→ **Given problem**
From the entries below, extract every line that includes the word "Konzepte".

---------- Dataset extract

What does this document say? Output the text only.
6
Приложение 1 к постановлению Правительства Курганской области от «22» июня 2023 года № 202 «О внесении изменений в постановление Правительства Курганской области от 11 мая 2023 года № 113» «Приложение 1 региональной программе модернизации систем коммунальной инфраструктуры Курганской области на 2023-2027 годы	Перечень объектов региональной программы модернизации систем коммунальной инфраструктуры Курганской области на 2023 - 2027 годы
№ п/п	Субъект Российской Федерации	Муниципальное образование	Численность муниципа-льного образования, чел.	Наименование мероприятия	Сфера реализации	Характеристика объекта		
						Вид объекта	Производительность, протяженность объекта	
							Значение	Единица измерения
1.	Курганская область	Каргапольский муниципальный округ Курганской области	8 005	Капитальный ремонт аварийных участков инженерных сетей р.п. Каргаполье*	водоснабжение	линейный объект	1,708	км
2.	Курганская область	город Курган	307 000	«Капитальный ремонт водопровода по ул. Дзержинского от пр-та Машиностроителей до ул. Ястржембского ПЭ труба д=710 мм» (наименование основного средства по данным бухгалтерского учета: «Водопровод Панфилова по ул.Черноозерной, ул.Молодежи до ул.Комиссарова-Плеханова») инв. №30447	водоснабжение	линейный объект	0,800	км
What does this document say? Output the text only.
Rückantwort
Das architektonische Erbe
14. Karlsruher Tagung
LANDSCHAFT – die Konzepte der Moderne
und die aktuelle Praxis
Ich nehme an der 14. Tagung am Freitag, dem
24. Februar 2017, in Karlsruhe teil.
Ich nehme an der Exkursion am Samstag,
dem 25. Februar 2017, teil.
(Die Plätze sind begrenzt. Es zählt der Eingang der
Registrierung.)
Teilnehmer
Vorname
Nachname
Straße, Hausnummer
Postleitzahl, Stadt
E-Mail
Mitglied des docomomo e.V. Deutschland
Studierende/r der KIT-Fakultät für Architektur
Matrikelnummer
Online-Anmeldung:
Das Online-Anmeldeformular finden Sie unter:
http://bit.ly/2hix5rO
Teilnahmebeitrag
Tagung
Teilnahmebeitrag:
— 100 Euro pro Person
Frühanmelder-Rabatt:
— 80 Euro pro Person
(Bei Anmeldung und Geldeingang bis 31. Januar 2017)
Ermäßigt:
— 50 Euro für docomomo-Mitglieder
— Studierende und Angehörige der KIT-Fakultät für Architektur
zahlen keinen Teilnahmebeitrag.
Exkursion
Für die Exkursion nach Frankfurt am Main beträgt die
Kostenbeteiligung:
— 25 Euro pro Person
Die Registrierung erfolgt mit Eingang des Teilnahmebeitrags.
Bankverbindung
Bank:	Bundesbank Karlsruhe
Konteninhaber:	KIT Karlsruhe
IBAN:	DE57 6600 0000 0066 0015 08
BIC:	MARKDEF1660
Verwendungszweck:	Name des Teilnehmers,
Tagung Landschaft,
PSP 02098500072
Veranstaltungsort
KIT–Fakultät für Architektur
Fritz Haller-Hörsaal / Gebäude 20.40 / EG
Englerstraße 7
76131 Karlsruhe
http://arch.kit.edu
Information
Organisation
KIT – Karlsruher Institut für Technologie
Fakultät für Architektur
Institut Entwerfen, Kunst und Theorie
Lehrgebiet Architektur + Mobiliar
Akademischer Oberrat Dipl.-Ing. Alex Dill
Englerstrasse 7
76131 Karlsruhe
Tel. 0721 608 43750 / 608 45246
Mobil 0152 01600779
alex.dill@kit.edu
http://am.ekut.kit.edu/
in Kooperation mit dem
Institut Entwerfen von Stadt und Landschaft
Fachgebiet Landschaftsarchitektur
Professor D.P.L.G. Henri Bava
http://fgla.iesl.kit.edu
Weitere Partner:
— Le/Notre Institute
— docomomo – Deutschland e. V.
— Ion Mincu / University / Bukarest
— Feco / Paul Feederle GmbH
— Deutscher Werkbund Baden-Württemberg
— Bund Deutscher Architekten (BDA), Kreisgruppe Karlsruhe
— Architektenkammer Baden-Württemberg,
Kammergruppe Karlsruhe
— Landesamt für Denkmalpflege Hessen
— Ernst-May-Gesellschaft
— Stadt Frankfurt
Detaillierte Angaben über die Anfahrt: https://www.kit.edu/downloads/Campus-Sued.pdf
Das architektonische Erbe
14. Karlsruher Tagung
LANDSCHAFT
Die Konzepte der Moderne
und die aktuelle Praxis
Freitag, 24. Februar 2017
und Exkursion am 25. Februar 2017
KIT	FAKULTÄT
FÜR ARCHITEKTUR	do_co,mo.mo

--------------------

→ **Written answer**
LANDSCHAFT – die Konzepte der Moderne
Die Konzepte der Moderne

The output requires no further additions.